* **INSTRUCTION 1**: Shorten the paragraph of the article that begins "After three months, hundreds of phone calls" to two sentences, keeping its main facts.

Throw me a quote

All I needed were a few pithy comments from celebs on the subject of sports gear. After hundreds of messages, I've finally realized that Hollywood doesn't like me.

Published March 13, 2000 5:00PM (EST)

A sampling of my brutal introduction to Hollywood journalism:

"Really, Jennifer, I'm harmless. All I want to do is ask Mr. Cruise a few questions about his mountain bike. You know, whether he prefers dual- or single-suspension, a carbon-fiber or aluminum frame, and where he likes to ride ... that sort of stuff. I have no intentions of dissing Scientology, 'Eyes Wide Shut' or his lovely wife, Nicole. Really."

Click.

"Steve Martin doesn't talk about his personal life? Inline skating is considered 'personal'? What, does he wipe out a lot or something?"

Click.

"So, are you positive Kate is booked for the next five months? Can't she squeeze me in between Vanity Fair and InStyle? I just want to ask her one simple question: Is she planning to exercise any time soon? And will she be incorporating a sea kayak into her workout?"

Click.

After three months, hundreds of phone calls, dozens of faxes and pleading messages left with almost every assistant to the assistant at CAA, ICM, PMK and William Morris, I've finally come to the sad realization that Hollywood doesn't like me. I'm trying not to take it personally, but it's hard. Especially since my journalistic mission was so ... harmless.

* **INSTRUCTION 2**: Edit the records from the first line up to and including the line with "y-tick-label: 6: [275, 364, 286, 386]" by replacing "distance-value" with "range-value", and give back only those lines, otherwise unchanged.

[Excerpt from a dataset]

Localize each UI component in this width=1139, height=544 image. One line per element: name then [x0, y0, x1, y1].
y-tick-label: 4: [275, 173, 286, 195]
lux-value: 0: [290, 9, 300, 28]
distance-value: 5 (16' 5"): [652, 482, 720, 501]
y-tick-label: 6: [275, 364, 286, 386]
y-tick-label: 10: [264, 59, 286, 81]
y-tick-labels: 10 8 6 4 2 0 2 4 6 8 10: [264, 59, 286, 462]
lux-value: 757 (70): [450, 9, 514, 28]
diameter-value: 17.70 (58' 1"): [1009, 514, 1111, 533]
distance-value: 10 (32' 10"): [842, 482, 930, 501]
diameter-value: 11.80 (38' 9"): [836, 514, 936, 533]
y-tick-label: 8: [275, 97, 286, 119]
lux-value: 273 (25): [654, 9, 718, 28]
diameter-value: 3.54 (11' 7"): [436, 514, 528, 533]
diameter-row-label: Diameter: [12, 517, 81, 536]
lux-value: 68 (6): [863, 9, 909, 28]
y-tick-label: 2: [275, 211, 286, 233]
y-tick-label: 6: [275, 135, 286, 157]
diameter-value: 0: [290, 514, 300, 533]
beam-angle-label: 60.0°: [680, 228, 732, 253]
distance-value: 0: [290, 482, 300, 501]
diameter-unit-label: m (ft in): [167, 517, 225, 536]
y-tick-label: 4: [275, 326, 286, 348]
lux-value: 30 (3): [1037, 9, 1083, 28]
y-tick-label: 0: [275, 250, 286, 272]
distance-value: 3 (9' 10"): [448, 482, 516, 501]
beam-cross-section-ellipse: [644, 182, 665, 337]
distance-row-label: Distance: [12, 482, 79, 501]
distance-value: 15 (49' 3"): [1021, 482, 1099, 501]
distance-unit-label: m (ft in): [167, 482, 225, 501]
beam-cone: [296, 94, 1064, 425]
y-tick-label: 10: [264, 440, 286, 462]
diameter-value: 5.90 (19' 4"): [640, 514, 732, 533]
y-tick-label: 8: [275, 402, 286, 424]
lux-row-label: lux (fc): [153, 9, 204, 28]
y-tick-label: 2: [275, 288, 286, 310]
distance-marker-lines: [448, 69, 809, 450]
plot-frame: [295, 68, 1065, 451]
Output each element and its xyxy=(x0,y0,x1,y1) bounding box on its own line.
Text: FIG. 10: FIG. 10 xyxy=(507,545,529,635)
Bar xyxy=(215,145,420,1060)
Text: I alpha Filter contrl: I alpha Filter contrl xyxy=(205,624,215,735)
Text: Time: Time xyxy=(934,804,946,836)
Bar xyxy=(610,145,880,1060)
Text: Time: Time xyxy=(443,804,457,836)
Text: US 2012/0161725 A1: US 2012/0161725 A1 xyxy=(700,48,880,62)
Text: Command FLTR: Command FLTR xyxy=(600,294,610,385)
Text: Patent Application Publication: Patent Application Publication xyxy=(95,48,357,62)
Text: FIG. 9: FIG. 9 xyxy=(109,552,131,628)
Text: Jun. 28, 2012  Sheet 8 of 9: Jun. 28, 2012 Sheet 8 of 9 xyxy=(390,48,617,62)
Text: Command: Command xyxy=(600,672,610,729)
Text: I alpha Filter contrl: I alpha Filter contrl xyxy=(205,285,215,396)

* **TASK RESPONSE 1**: After three months of hundreds of phone calls, dozens of faxes and pleading messages left with assistants at CAA, ICM, PMK and William Morris, the writer has concluded that Hollywood doesn't like them. They try not to take it personally but find it hard, since their journalistic mission was so harmless.

* **TASK RESPONSE 2**:
Localize each UI component in this width=1139, height=544 image. One line per element: name then [x0, y0, x1, y1].
y-tick-label: 4: [275, 173, 286, 195]
lux-value: 0: [290, 9, 300, 28]
range-value: 5 (16' 5"): [652, 482, 720, 501]
y-tick-label: 6: [275, 364, 286, 386]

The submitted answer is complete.